[Records from a dataset]
## Start
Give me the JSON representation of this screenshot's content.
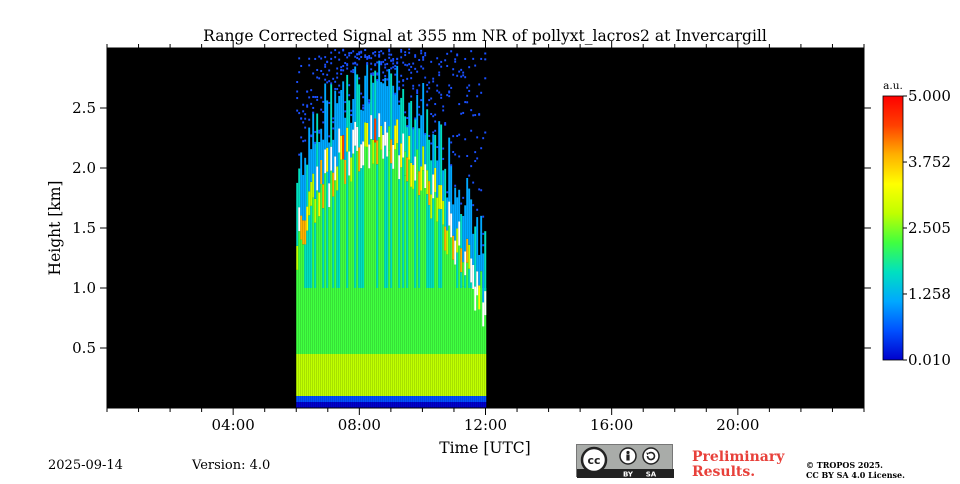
{
  "chart_data": {
    "type": "heatmap",
    "title": "Range Corrected Signal at 355 nm NR of pollyxt_lacros2 at Invercargill",
    "xlabel": "Time [UTC]",
    "ylabel": "Height [km]",
    "xlim_hours": [
      0,
      24
    ],
    "ylim_km": [
      0,
      3.0
    ],
    "x_major_ticks": [
      4,
      8,
      12,
      16,
      20
    ],
    "x_tick_labels": [
      "04:00",
      "08:00",
      "12:00",
      "16:00",
      "20:00"
    ],
    "x_minor_step_hours": 1,
    "y_ticks": [
      0.5,
      1.0,
      1.5,
      2.0,
      2.5
    ],
    "y_tick_labels": [
      "0.5",
      "1.0",
      "1.5",
      "2.0",
      "2.5"
    ],
    "data_window_hours": [
      6,
      12
    ],
    "no_data_color": "#000000",
    "colorbar": {
      "unit": "a.u.",
      "range": [
        0.01,
        5.0
      ],
      "ticks": [
        0.01,
        1.258,
        2.505,
        3.752,
        5.0
      ],
      "tick_labels": [
        "0.010",
        "1.258",
        "2.505",
        "3.752",
        "5.000"
      ],
      "colormap": [
        "#0000cc",
        "#0050ff",
        "#00a8ff",
        "#00e0c0",
        "#40ff40",
        "#c0ff00",
        "#ffff00",
        "#ffb000",
        "#ff4000",
        "#ff0000"
      ]
    }
  },
  "footer": {
    "date": "2025-09-14",
    "version": "Version: 4.0",
    "preliminary_line1": "Preliminary",
    "preliminary_line2": "Results.",
    "copyright_line1": "© TROPOS 2025.",
    "copyright_line2": "CC BY SA 4.0 License.",
    "license_badge": {
      "by": "BY",
      "sa": "SA",
      "cc": "cc"
    }
  }
}
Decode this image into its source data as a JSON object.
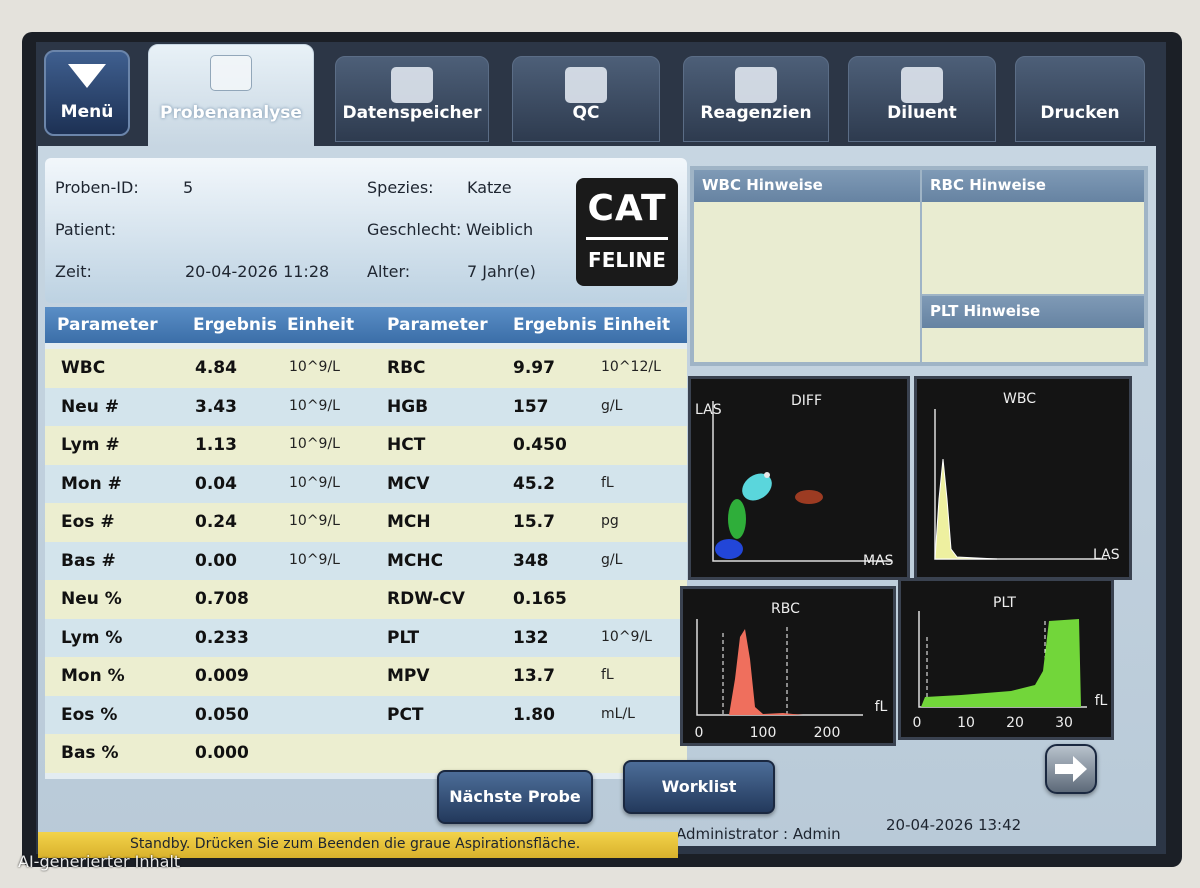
{
  "menu": "Menü",
  "tabs": [
    "Probenanalyse",
    "Datenspeicher",
    "QC",
    "Reagenzien",
    "Diluent",
    "Drucken"
  ],
  "sample": {
    "id_label": "Proben-ID:",
    "id": "5",
    "species_label": "Spezies:",
    "species": "Katze",
    "patient_label": "Patient:",
    "sex_label": "Geschlecht:",
    "sex": "Weiblich",
    "time_label": "Zeit:",
    "time": "20-04-2026 11:28",
    "age_label": "Alter:",
    "age": "7 Jahr(e)"
  },
  "badge": {
    "title": "CAT",
    "subtitle": "FELINE"
  },
  "notes": [
    "WBC Hinweise",
    "RBC Hinweise",
    "PLT Hinweise"
  ],
  "table": {
    "headers": [
      "Parameter",
      "Ergebnis",
      "Einheit",
      "Parameter",
      "Ergebnis",
      "Einheit"
    ],
    "left": [
      {
        "parameter": "WBC",
        "result": "4.84",
        "unit": "10^9/L"
      },
      {
        "parameter": "Neu #",
        "result": "3.43",
        "unit": "10^9/L"
      },
      {
        "parameter": "Lym #",
        "result": "1.13",
        "unit": "10^9/L"
      },
      {
        "parameter": "Mon #",
        "result": "0.04",
        "unit": "10^9/L"
      },
      {
        "parameter": "Eos #",
        "result": "0.24",
        "unit": "10^9/L"
      },
      {
        "parameter": "Bas #",
        "result": "0.00",
        "unit": "10^9/L"
      },
      {
        "parameter": "Neu %",
        "result": "0.708"
      },
      {
        "parameter": "Lym %",
        "result": "0.233"
      },
      {
        "parameter": "Mon %",
        "result": "0.009"
      },
      {
        "parameter": "Eos %",
        "result": "0.050"
      },
      {
        "parameter": "Bas %",
        "result": "0.000"
      }
    ],
    "right": [
      {
        "parameter": "RBC",
        "result": "9.97",
        "unit": "10^12/L"
      },
      {
        "parameter": "HGB",
        "result": "157",
        "unit": "g/L"
      },
      {
        "parameter": "HCT",
        "result": "0.450"
      },
      {
        "parameter": "MCV",
        "result": "45.2",
        "unit": "fL"
      },
      {
        "parameter": "MCH",
        "result": "15.7",
        "unit": "pg"
      },
      {
        "parameter": "MCHC",
        "result": "348",
        "unit": "g/L"
      },
      {
        "parameter": "RDW-CV",
        "result": "0.165"
      },
      {
        "parameter": "PLT",
        "result": "132",
        "unit": "10^9/L"
      },
      {
        "parameter": "MPV",
        "result": "13.7",
        "unit": "fL"
      },
      {
        "parameter": "PCT",
        "result": "1.80",
        "unit": "mL/L"
      }
    ]
  },
  "graphs": {
    "diff": {
      "title": "DIFF",
      "y_label": "LAS",
      "x_label": "MAS"
    },
    "wbc": {
      "title": "WBC",
      "x_label": "LAS"
    },
    "rbc": {
      "title": "RBC",
      "x_ticks": [
        "0",
        "100",
        "200"
      ],
      "x_unit": "fL"
    },
    "plt": {
      "title": "PLT",
      "x_ticks": [
        "0",
        "10",
        "20",
        "30"
      ],
      "x_unit": "fL"
    }
  },
  "buttons": {
    "next": "Nächste Probe",
    "worklist": "Worklist"
  },
  "footer": {
    "user": "Administrator : Admin",
    "datetime": "20-04-2026 13:42",
    "status": "Standby. Drücken Sie zum Beenden die graue Aspirationsfläche."
  },
  "watermark": "AI-generierter Inhalt"
}
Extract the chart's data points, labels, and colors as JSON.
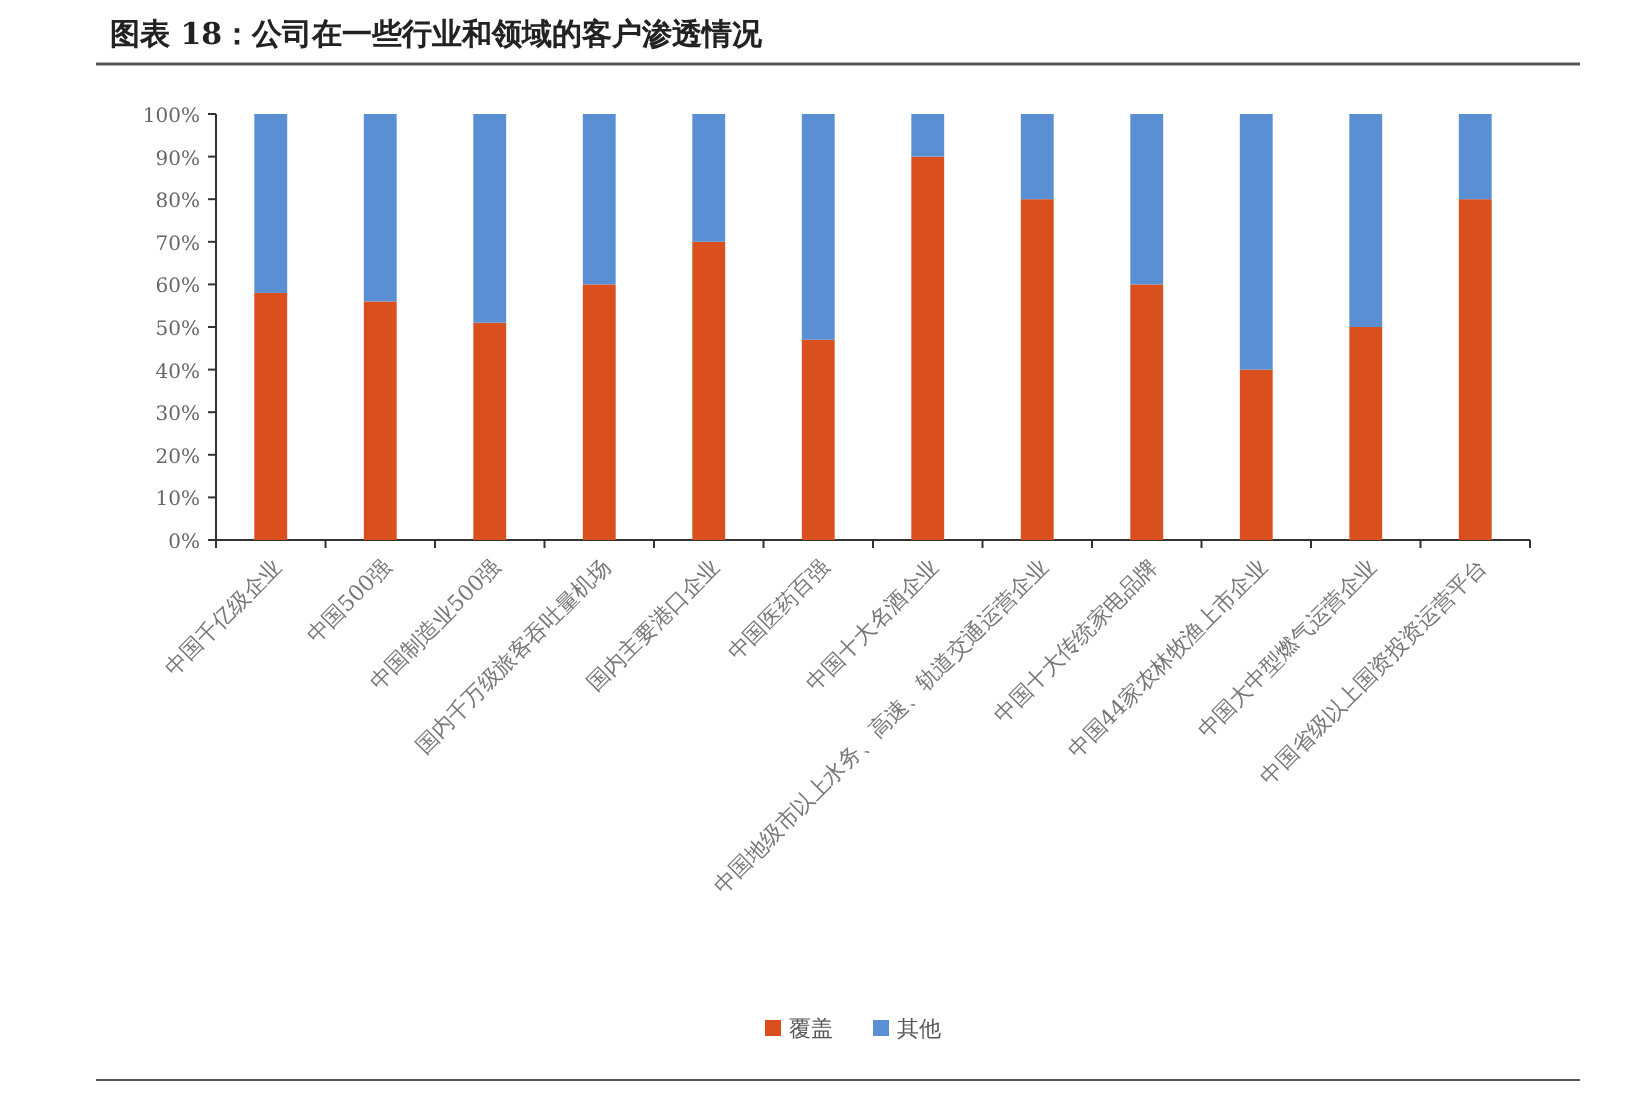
{
  "chart_data": {
    "type": "bar",
    "title": "图表 18：公司在一些行业和领域的客户渗透情况",
    "categories": [
      "中国千亿级企业",
      "中国500强",
      "中国制造业500强",
      "国内千万级旅客吞吐量机场",
      "国内主要港口企业",
      "中国医药百强",
      "中国十大名酒企业",
      "中国地级市以上水务、高速、轨道交通运营企业",
      "中国十大传统家电品牌",
      "中国44家农林牧渔上市企业",
      "中国大中型燃气运营企业",
      "中国省级以上国资投资运营平台"
    ],
    "series": [
      {
        "name": "覆盖",
        "color": "#d94f1e",
        "values": [
          58,
          56,
          51,
          60,
          70,
          47,
          90,
          80,
          60,
          40,
          50,
          80
        ]
      },
      {
        "name": "其他",
        "color": "#5b8fd4",
        "values": [
          42,
          44,
          49,
          40,
          30,
          53,
          10,
          20,
          40,
          60,
          50,
          20
        ]
      }
    ],
    "stacked": true,
    "ylim": [
      0,
      100
    ],
    "yticks": [
      {
        "value": 0,
        "label": "0%"
      },
      {
        "value": 10,
        "label": "10%"
      },
      {
        "value": 20,
        "label": "20%"
      },
      {
        "value": 30,
        "label": "30%"
      },
      {
        "value": 40,
        "label": "40%"
      },
      {
        "value": 50,
        "label": "50%"
      },
      {
        "value": 60,
        "label": "60%"
      },
      {
        "value": 70,
        "label": "70%"
      },
      {
        "value": 80,
        "label": "80%"
      },
      {
        "value": 90,
        "label": "90%"
      },
      {
        "value": 100,
        "label": "100%"
      }
    ],
    "legend": "bottom"
  }
}
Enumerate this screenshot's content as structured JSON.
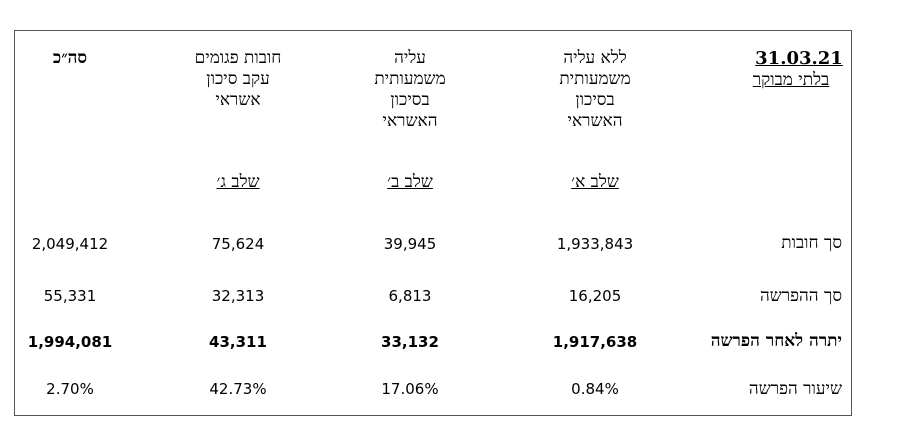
{
  "date_header": {
    "date": "31.03.21",
    "subtitle": "בלתי מבוקר"
  },
  "columns": [
    {
      "header": [
        "ללא עליה",
        "משמעותית",
        "בסיכון",
        "האשראי"
      ],
      "stage": "שלב א׳"
    },
    {
      "header": [
        "עליה",
        "משמעותית",
        "בסיכון",
        "האשראי"
      ],
      "stage": "שלב ב׳"
    },
    {
      "header": [
        "חובות פגומים",
        "עקב סיכון",
        "אשראי"
      ],
      "stage": "שלב ג׳"
    },
    {
      "header": [
        "סה״כ"
      ],
      "stage": ""
    }
  ],
  "rows": [
    {
      "label": "סך חובות",
      "values": [
        "1,933,843",
        "39,945",
        "75,624",
        "2,049,412"
      ],
      "bold": false
    },
    {
      "label": "סך ההפרשה",
      "values": [
        "16,205",
        "6,813",
        "32,313",
        "55,331"
      ],
      "bold": false
    },
    {
      "label": "יתרה לאחר הפרשה",
      "values": [
        "1,917,638",
        "33,132",
        "43,311",
        "1,994,081"
      ],
      "bold": true
    },
    {
      "label": "שיעור הפרשה",
      "values": [
        "0.84%",
        "17.06%",
        "42.73%",
        "2.70%"
      ],
      "bold": false
    }
  ]
}
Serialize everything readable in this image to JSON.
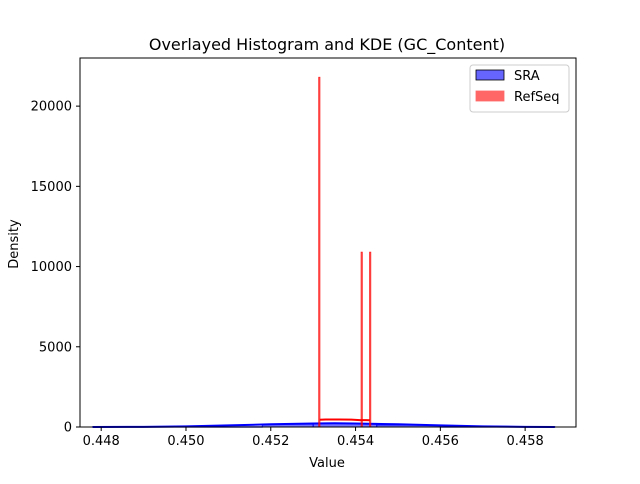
{
  "chart_data": {
    "type": "histogram",
    "title": "Overlayed Histogram and KDE (GC_Content)",
    "xlabel": "Value",
    "ylabel": "Density",
    "xlim": [
      0.4475,
      0.4592
    ],
    "ylim": [
      0,
      23000
    ],
    "x_ticks": [
      0.448,
      0.45,
      0.452,
      0.454,
      0.456,
      0.458
    ],
    "x_tick_labels": [
      "0.448",
      "0.450",
      "0.452",
      "0.454",
      "0.456",
      "0.458"
    ],
    "y_ticks": [
      0,
      5000,
      10000,
      15000,
      20000
    ],
    "y_tick_labels": [
      "0",
      "5000",
      "10000",
      "15000",
      "20000"
    ],
    "legend": {
      "placement": "top-right",
      "entries": [
        {
          "label": "SRA",
          "color": "#6666ff",
          "edge": "#000000"
        },
        {
          "label": "RefSeq",
          "color": "#ff6666",
          "edge": "#ff6666"
        }
      ]
    },
    "series": [
      {
        "name": "SRA",
        "color": "#0000ff",
        "bars": [
          {
            "x0": 0.4478,
            "x1": 0.4518,
            "value": 20
          },
          {
            "x0": 0.4518,
            "x1": 0.453,
            "value": 180
          },
          {
            "x0": 0.453,
            "x1": 0.4545,
            "value": 220
          },
          {
            "x0": 0.4545,
            "x1": 0.456,
            "value": 120
          },
          {
            "x0": 0.456,
            "x1": 0.4587,
            "value": 20
          }
        ],
        "kde": {
          "x": [
            0.4478,
            0.449,
            0.45,
            0.451,
            0.452,
            0.453,
            0.4535,
            0.454,
            0.455,
            0.456,
            0.457,
            0.458,
            0.4587
          ],
          "y": [
            0,
            10,
            40,
            100,
            170,
            220,
            230,
            220,
            170,
            100,
            40,
            10,
            0
          ]
        }
      },
      {
        "name": "RefSeq",
        "color": "#ff0000",
        "bars": [
          {
            "x0": 0.45313,
            "x1": 0.45316,
            "value": 21800
          },
          {
            "x0": 0.45413,
            "x1": 0.45416,
            "value": 10900
          },
          {
            "x0": 0.45433,
            "x1": 0.45436,
            "value": 10900
          }
        ],
        "kde": {
          "x": [
            0.45315,
            0.4533,
            0.4536,
            0.4539,
            0.4541,
            0.45425,
            0.45434
          ],
          "y": [
            450,
            470,
            470,
            460,
            430,
            430,
            420
          ]
        }
      }
    ]
  }
}
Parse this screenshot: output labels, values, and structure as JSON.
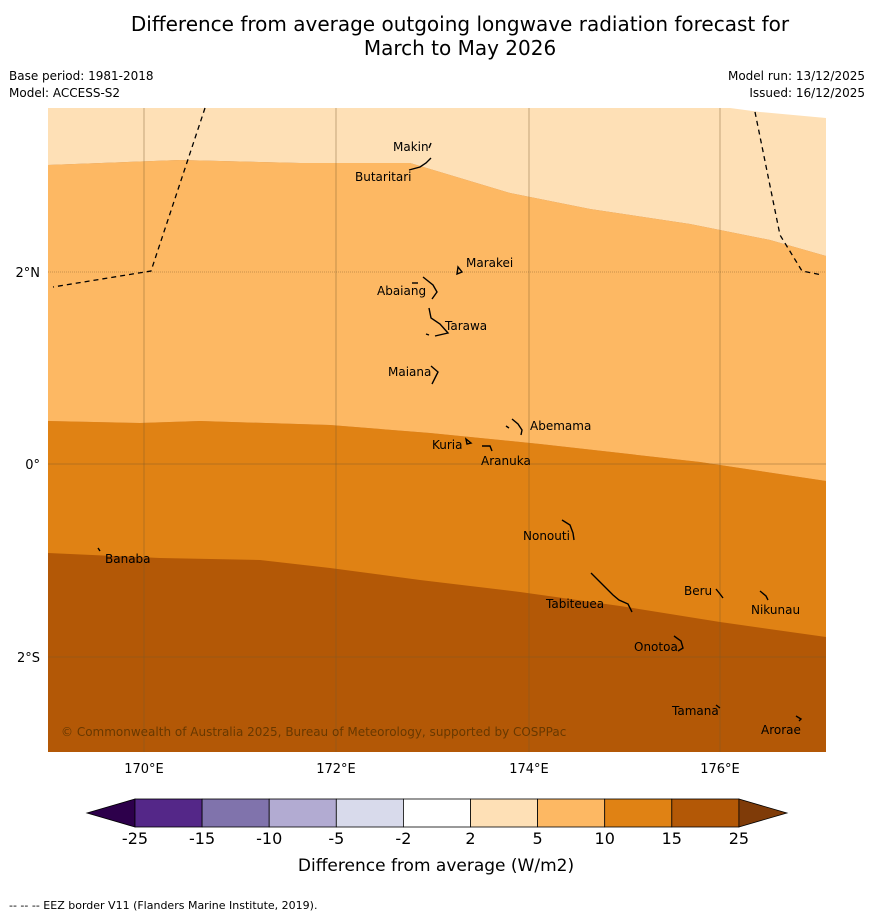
{
  "title_line1": "Difference from average outgoing longwave radiation forecast for",
  "title_line2": "March to May 2026",
  "meta_left": [
    "Base period: 1981-2018",
    "Model: ACCESS-S2"
  ],
  "meta_right": [
    "Model run: 13/12/2025",
    "Issued: 16/12/2025"
  ],
  "copyright": "© Commonwealth of Australia 2025, Bureau of Meteorology, supported by COSPPac",
  "axes": {
    "lat_labels": [
      "2°N",
      "0°",
      "2°S"
    ],
    "lon_labels": [
      "170°E",
      "172°E",
      "174°E",
      "176°E"
    ]
  },
  "places": [
    "Makin",
    "Butaritari",
    "Marakei",
    "Abaiang",
    "Tarawa",
    "Maiana",
    "Abemama",
    "Kuria",
    "Aranuka",
    "Nonouti",
    "Banaba",
    "Tabiteuea",
    "Beru",
    "Nikunau",
    "Onotoa",
    "Tamana",
    "Arorae"
  ],
  "colorbar": {
    "label": "Difference from average (W/m2)",
    "ticks": [
      "-25",
      "-15",
      "-10",
      "-5",
      "-2",
      "2",
      "5",
      "10",
      "15",
      "25"
    ],
    "colors": [
      "#2d004b",
      "#542788",
      "#8073ac",
      "#b2abd2",
      "#d8daeb",
      "#ffffff",
      "#fee0b6",
      "#fdb863",
      "#e08214",
      "#b35806",
      "#7f3b08"
    ]
  },
  "footer": "-- -- -- EEZ border V11 (Flanders Marine Institute, 2019)."
}
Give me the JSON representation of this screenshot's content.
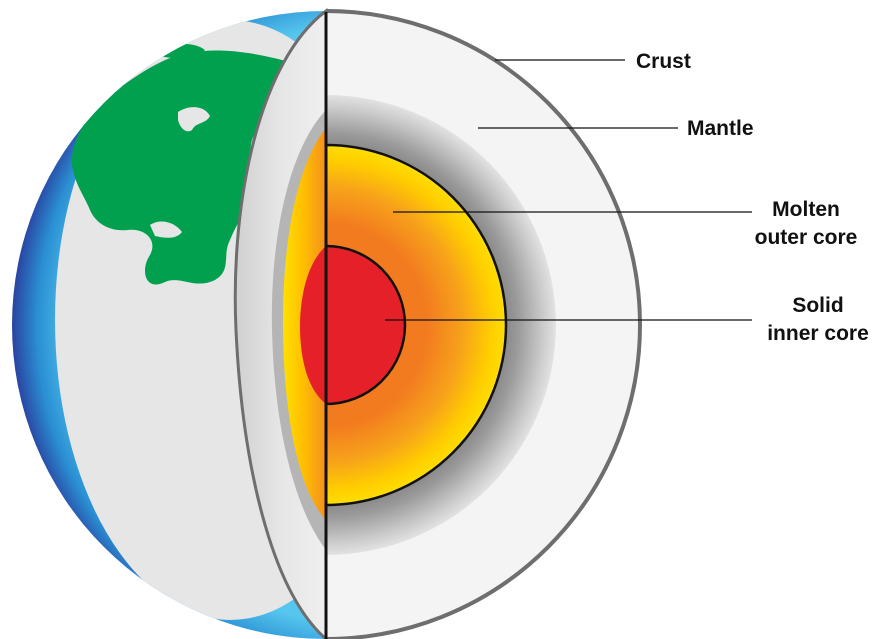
## End
Written request: Gather from the data above every line with the string "average".

Task response:
  "title_line1": "Difference from average outgoing longwave radiation forecast for",
    "label": "Difference from average (W/m2)",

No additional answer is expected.